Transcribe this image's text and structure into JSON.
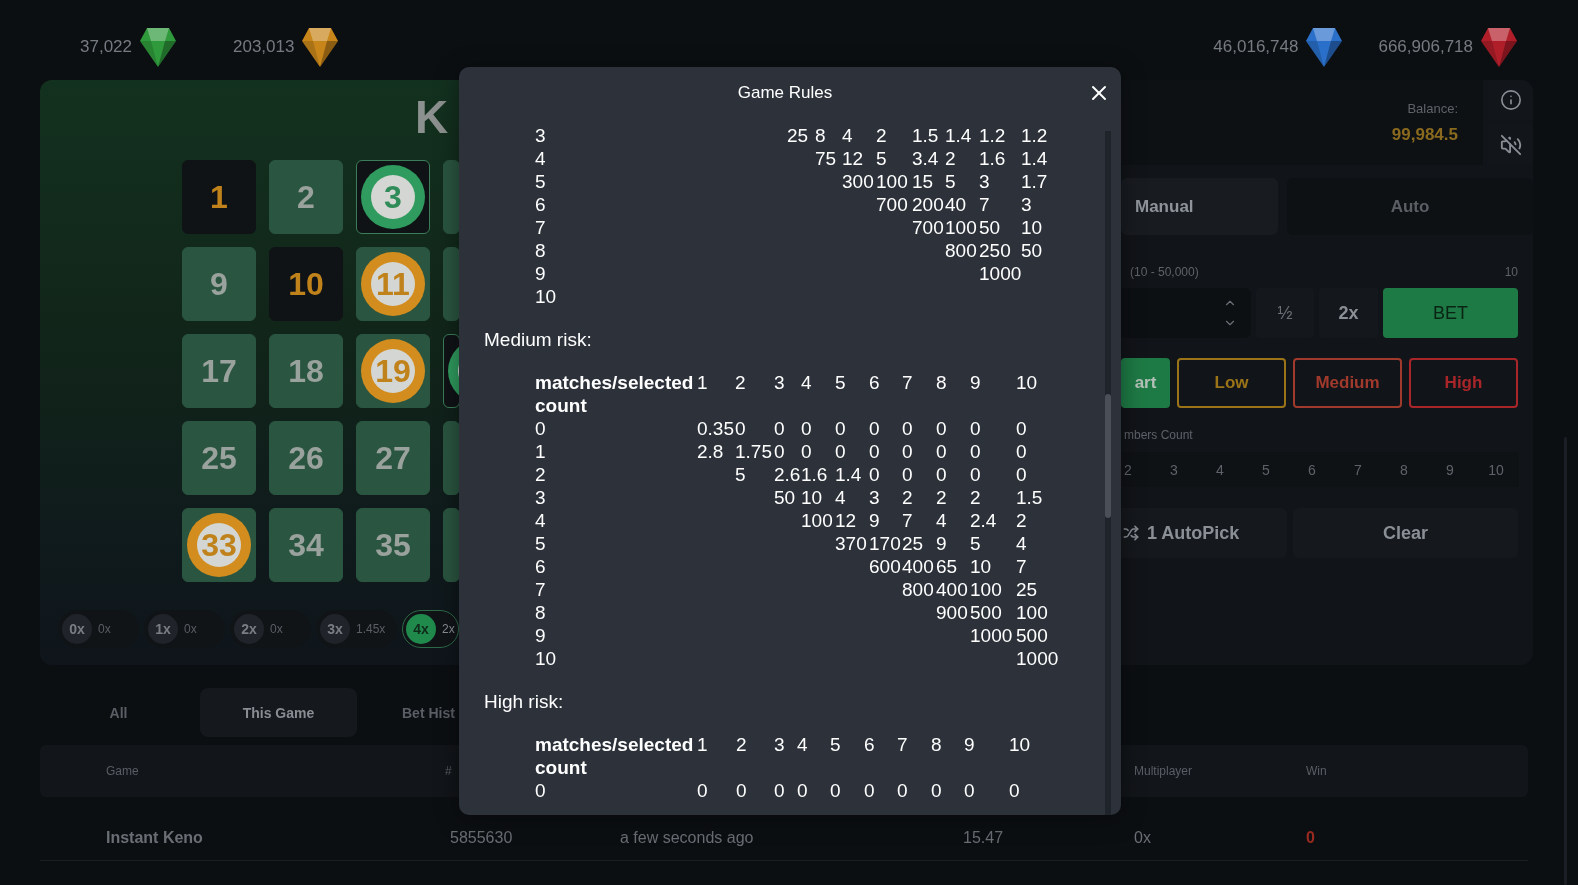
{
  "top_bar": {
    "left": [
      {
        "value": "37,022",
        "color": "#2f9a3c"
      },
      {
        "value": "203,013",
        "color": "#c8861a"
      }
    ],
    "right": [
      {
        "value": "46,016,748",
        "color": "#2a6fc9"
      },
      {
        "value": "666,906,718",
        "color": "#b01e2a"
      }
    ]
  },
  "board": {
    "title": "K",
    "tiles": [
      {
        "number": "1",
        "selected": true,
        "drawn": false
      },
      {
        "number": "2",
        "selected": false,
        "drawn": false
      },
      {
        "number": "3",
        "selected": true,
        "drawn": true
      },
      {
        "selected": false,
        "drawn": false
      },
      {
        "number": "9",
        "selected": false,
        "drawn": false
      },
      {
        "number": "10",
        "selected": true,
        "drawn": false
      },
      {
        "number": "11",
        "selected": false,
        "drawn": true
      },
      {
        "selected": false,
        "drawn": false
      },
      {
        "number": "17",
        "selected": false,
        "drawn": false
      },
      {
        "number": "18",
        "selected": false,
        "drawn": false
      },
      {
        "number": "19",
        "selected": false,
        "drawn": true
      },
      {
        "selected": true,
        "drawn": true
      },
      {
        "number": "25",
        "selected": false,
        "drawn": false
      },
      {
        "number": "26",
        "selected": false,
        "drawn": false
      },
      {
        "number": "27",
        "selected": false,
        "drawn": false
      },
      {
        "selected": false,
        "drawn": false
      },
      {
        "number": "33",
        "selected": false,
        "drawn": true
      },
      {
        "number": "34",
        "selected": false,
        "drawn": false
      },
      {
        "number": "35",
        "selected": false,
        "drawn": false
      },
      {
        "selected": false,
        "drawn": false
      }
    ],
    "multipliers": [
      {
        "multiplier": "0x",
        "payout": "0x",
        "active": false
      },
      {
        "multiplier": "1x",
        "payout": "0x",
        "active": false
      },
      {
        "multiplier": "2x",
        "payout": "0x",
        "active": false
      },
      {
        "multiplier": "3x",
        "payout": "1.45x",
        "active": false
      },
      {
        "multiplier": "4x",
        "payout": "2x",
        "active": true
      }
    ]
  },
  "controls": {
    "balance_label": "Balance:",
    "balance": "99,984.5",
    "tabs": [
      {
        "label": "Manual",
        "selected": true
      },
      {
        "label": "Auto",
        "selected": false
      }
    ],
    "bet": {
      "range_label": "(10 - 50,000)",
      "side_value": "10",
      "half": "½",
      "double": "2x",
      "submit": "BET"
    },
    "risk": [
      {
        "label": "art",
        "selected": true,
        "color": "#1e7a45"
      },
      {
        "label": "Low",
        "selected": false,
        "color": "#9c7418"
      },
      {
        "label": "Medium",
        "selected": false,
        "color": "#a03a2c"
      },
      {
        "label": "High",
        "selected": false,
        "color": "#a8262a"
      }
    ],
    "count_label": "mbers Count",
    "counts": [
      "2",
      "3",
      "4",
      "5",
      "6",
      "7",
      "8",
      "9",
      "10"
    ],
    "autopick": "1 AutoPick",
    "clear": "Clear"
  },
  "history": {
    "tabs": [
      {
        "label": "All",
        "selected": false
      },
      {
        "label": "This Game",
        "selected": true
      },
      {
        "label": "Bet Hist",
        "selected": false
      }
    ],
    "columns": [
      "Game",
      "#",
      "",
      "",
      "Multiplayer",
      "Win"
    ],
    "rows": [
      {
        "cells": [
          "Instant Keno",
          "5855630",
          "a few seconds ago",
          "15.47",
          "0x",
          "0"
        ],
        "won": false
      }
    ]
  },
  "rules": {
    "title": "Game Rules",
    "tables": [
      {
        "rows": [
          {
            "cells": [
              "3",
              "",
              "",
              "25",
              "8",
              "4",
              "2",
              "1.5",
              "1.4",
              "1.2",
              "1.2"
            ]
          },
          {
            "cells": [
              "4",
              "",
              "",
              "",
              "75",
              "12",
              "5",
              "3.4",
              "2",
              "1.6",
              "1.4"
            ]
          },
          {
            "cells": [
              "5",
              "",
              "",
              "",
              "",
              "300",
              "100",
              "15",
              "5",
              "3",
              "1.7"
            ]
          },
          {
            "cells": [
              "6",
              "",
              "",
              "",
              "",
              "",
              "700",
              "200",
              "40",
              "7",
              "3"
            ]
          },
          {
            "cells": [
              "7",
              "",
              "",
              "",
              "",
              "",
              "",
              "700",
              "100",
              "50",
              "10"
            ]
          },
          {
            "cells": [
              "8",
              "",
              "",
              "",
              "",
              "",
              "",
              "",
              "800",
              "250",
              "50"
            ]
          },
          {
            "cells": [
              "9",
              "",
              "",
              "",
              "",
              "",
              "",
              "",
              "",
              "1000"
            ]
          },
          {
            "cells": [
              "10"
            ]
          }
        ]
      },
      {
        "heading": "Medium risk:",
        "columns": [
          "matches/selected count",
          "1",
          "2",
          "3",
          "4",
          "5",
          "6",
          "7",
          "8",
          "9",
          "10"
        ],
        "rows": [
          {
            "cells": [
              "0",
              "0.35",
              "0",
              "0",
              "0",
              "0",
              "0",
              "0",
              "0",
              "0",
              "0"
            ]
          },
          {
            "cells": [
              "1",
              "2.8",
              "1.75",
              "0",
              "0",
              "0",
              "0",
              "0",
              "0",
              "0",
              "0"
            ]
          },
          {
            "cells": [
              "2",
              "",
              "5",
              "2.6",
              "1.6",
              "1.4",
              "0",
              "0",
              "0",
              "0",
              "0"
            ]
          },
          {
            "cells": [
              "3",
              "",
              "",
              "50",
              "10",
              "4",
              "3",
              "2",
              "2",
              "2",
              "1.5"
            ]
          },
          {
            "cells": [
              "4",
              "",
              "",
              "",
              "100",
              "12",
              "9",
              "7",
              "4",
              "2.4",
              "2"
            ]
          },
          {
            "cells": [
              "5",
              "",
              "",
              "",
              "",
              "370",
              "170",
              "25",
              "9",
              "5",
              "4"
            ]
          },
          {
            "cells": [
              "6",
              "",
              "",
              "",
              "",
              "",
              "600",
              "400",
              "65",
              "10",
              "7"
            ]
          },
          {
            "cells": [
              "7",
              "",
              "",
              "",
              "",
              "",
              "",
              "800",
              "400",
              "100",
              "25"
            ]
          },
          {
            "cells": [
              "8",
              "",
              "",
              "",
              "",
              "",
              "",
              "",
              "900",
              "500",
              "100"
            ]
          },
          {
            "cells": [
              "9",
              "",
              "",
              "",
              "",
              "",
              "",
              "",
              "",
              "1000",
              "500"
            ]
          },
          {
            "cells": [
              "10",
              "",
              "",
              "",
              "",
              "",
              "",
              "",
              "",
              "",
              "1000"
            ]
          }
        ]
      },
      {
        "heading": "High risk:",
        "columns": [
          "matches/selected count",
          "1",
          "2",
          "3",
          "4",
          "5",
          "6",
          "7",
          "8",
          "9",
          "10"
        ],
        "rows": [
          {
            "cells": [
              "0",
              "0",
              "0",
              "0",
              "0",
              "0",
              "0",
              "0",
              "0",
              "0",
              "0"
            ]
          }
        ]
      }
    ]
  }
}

### Task objective
Set down every record once more, word for word, without pictures.

### Exercise result
Transcribe this image's text and structure into JSON.
{
  "top_bar": {
    "left": [
      {
        "value": "37,022",
        "color": "#2f9a3c"
      },
      {
        "value": "203,013",
        "color": "#c8861a"
      }
    ],
    "right": [
      {
        "value": "46,016,748",
        "color": "#2a6fc9"
      },
      {
        "value": "666,906,718",
        "color": "#b01e2a"
      }
    ]
  },
  "board": {
    "title": "K",
    "tiles": [
      {
        "number": "1",
        "selected": true,
        "drawn": false
      },
      {
        "number": "2",
        "selected": false,
        "drawn": false
      },
      {
        "number": "3",
        "selected": true,
        "drawn": true
      },
      {
        "selected": false,
        "drawn": false
      },
      {
        "number": "9",
        "selected": false,
        "drawn": false
      },
      {
        "number": "10",
        "selected": true,
        "drawn": false
      },
      {
        "number": "11",
        "selected": false,
        "drawn": true
      },
      {
        "selected": false,
        "drawn": false
      },
      {
        "number": "17",
        "selected": false,
        "drawn": false
      },
      {
        "number": "18",
        "selected": false,
        "drawn": false
      },
      {
        "number": "19",
        "selected": false,
        "drawn": true
      },
      {
        "selected": true,
        "drawn": true
      },
      {
        "number": "25",
        "selected": false,
        "drawn": false
      },
      {
        "number": "26",
        "selected": false,
        "drawn": false
      },
      {
        "number": "27",
        "selected": false,
        "drawn": false
      },
      {
        "selected": false,
        "drawn": false
      },
      {
        "number": "33",
        "selected": false,
        "drawn": true
      },
      {
        "number": "34",
        "selected": false,
        "drawn": false
      },
      {
        "number": "35",
        "selected": false,
        "drawn": false
      },
      {
        "selected": false,
        "drawn": false
      }
    ],
    "multipliers": [
      {
        "multiplier": "0x",
        "payout": "0x",
        "active": false
      },
      {
        "multiplier": "1x",
        "payout": "0x",
        "active": false
      },
      {
        "multiplier": "2x",
        "payout": "0x",
        "active": false
      },
      {
        "multiplier": "3x",
        "payout": "1.45x",
        "active": false
      },
      {
        "multiplier": "4x",
        "payout": "2x",
        "active": true
      }
    ]
  },
  "controls": {
    "balance_label": "Balance:",
    "balance": "99,984.5",
    "tabs": [
      {
        "label": "Manual",
        "selected": true
      },
      {
        "label": "Auto",
        "selected": false
      }
    ],
    "bet": {
      "range_label": "(10 - 50,000)",
      "side_value": "10",
      "half": "½",
      "double": "2x",
      "submit": "BET"
    },
    "risk": [
      {
        "label": "art",
        "selected": true,
        "color": "#1e7a45"
      },
      {
        "label": "Low",
        "selected": false,
        "color": "#9c7418"
      },
      {
        "label": "Medium",
        "selected": false,
        "color": "#a03a2c"
      },
      {
        "label": "High",
        "selected": false,
        "color": "#a8262a"
      }
    ],
    "count_label": "mbers Count",
    "counts": [
      "2",
      "3",
      "4",
      "5",
      "6",
      "7",
      "8",
      "9",
      "10"
    ],
    "autopick": "1 AutoPick",
    "clear": "Clear"
  },
  "history": {
    "tabs": [
      {
        "label": "All",
        "selected": false
      },
      {
        "label": "This Game",
        "selected": true
      },
      {
        "label": "Bet Hist",
        "selected": false
      }
    ],
    "columns": [
      "Game",
      "#",
      "",
      "",
      "Multiplayer",
      "Win"
    ],
    "rows": [
      {
        "cells": [
          "Instant Keno",
          "5855630",
          "a few seconds ago",
          "15.47",
          "0x",
          "0"
        ],
        "won": false
      }
    ]
  },
  "rules": {
    "title": "Game Rules",
    "tables": [
      {
        "rows": [
          {
            "cells": [
              "3",
              "",
              "",
              "25",
              "8",
              "4",
              "2",
              "1.5",
              "1.4",
              "1.2",
              "1.2"
            ]
          },
          {
            "cells": [
              "4",
              "",
              "",
              "",
              "75",
              "12",
              "5",
              "3.4",
              "2",
              "1.6",
              "1.4"
            ]
          },
          {
            "cells": [
              "5",
              "",
              "",
              "",
              "",
              "300",
              "100",
              "15",
              "5",
              "3",
              "1.7"
            ]
          },
          {
            "cells": [
              "6",
              "",
              "",
              "",
              "",
              "",
              "700",
              "200",
              "40",
              "7",
              "3"
            ]
          },
          {
            "cells": [
              "7",
              "",
              "",
              "",
              "",
              "",
              "",
              "700",
              "100",
              "50",
              "10"
            ]
          },
          {
            "cells": [
              "8",
              "",
              "",
              "",
              "",
              "",
              "",
              "",
              "800",
              "250",
              "50"
            ]
          },
          {
            "cells": [
              "9",
              "",
              "",
              "",
              "",
              "",
              "",
              "",
              "",
              "1000"
            ]
          },
          {
            "cells": [
              "10"
            ]
          }
        ]
      },
      {
        "heading": "Medium risk:",
        "columns": [
          "matches/selected count",
          "1",
          "2",
          "3",
          "4",
          "5",
          "6",
          "7",
          "8",
          "9",
          "10"
        ],
        "rows": [
          {
            "cells": [
              "0",
              "0.35",
              "0",
              "0",
              "0",
              "0",
              "0",
              "0",
              "0",
              "0",
              "0"
            ]
          },
          {
            "cells": [
              "1",
              "2.8",
              "1.75",
              "0",
              "0",
              "0",
              "0",
              "0",
              "0",
              "0",
              "0"
            ]
          },
          {
            "cells": [
              "2",
              "",
              "5",
              "2.6",
              "1.6",
              "1.4",
              "0",
              "0",
              "0",
              "0",
              "0"
            ]
          },
          {
            "cells": [
              "3",
              "",
              "",
              "50",
              "10",
              "4",
              "3",
              "2",
              "2",
              "2",
              "1.5"
            ]
          },
          {
            "cells": [
              "4",
              "",
              "",
              "",
              "100",
              "12",
              "9",
              "7",
              "4",
              "2.4",
              "2"
            ]
          },
          {
            "cells": [
              "5",
              "",
              "",
              "",
              "",
              "370",
              "170",
              "25",
              "9",
              "5",
              "4"
            ]
          },
          {
            "cells": [
              "6",
              "",
              "",
              "",
              "",
              "",
              "600",
              "400",
              "65",
              "10",
              "7"
            ]
          },
          {
            "cells": [
              "7",
              "",
              "",
              "",
              "",
              "",
              "",
              "800",
              "400",
              "100",
              "25"
            ]
          },
          {
            "cells": [
              "8",
              "",
              "",
              "",
              "",
              "",
              "",
              "",
              "900",
              "500",
              "100"
            ]
          },
          {
            "cells": [
              "9",
              "",
              "",
              "",
              "",
              "",
              "",
              "",
              "",
              "1000",
              "500"
            ]
          },
          {
            "cells": [
              "10",
              "",
              "",
              "",
              "",
              "",
              "",
              "",
              "",
              "",
              "1000"
            ]
          }
        ]
      },
      {
        "heading": "High risk:",
        "columns": [
          "matches/selected count",
          "1",
          "2",
          "3",
          "4",
          "5",
          "6",
          "7",
          "8",
          "9",
          "10"
        ],
        "rows": [
          {
            "cells": [
              "0",
              "0",
              "0",
              "0",
              "0",
              "0",
              "0",
              "0",
              "0",
              "0",
              "0"
            ]
          }
        ]
      }
    ]
  }
}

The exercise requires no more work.